§ EXTRACTED MATERIAL
#####

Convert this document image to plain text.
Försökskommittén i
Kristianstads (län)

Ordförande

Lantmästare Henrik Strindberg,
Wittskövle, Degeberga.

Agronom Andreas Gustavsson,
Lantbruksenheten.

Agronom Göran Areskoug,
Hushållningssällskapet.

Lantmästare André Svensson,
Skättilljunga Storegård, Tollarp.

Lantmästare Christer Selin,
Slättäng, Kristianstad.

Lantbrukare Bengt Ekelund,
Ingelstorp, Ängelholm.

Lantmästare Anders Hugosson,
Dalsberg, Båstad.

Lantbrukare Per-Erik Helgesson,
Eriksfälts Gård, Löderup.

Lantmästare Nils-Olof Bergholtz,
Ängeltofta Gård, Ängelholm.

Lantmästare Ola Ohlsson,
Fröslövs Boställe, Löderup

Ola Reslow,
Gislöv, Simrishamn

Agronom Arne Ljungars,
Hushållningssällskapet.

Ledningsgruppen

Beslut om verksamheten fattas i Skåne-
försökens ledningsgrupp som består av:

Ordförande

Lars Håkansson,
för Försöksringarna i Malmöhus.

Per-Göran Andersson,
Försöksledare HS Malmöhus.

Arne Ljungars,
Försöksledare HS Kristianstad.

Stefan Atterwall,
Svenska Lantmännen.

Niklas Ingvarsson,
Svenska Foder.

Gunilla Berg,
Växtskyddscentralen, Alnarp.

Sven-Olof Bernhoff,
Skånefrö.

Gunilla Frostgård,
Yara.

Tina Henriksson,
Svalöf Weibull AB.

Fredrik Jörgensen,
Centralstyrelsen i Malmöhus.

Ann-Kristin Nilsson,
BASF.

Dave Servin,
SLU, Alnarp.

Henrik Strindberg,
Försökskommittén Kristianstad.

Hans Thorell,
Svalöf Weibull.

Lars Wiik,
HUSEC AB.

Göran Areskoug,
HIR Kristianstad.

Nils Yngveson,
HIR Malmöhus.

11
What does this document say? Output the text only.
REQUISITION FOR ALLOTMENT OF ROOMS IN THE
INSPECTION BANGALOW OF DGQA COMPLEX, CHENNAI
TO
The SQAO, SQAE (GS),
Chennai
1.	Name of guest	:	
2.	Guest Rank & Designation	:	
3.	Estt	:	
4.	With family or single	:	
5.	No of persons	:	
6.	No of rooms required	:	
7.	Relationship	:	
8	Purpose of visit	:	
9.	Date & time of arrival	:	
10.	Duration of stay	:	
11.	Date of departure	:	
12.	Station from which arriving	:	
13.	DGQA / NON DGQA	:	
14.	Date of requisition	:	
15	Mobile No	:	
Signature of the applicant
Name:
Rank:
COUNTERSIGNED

#####

§ WORK TO COMPLETE
The lines to reproduce run from the one that contains "What does this" through the last line above; copy them exactly.

§ THE SOLUTION
What does this document say? Output the text only.
REQUISITION FOR ALLOTMENT OF ROOMS IN THE
INSPECTION BANGALOW OF DGQA COMPLEX, CHENNAI
TO
The SQAO, SQAE (GS),
Chennai
1.	Name of guest	:	
2.	Guest Rank & Designation	:	
3.	Estt	:	
4.	With family or single	:	
5.	No of persons	:	
6.	No of rooms required	:	
7.	Relationship	:	
8	Purpose of visit	:	
9.	Date & time of arrival	:	
10.	Duration of stay	:	
11.	Date of departure	:	
12.	Station from which arriving	:	
13.	DGQA / NON DGQA	:	
14.	Date of requisition	:	
15	Mobile No	:	
Signature of the applicant
Name:
Rank:
COUNTERSIGNED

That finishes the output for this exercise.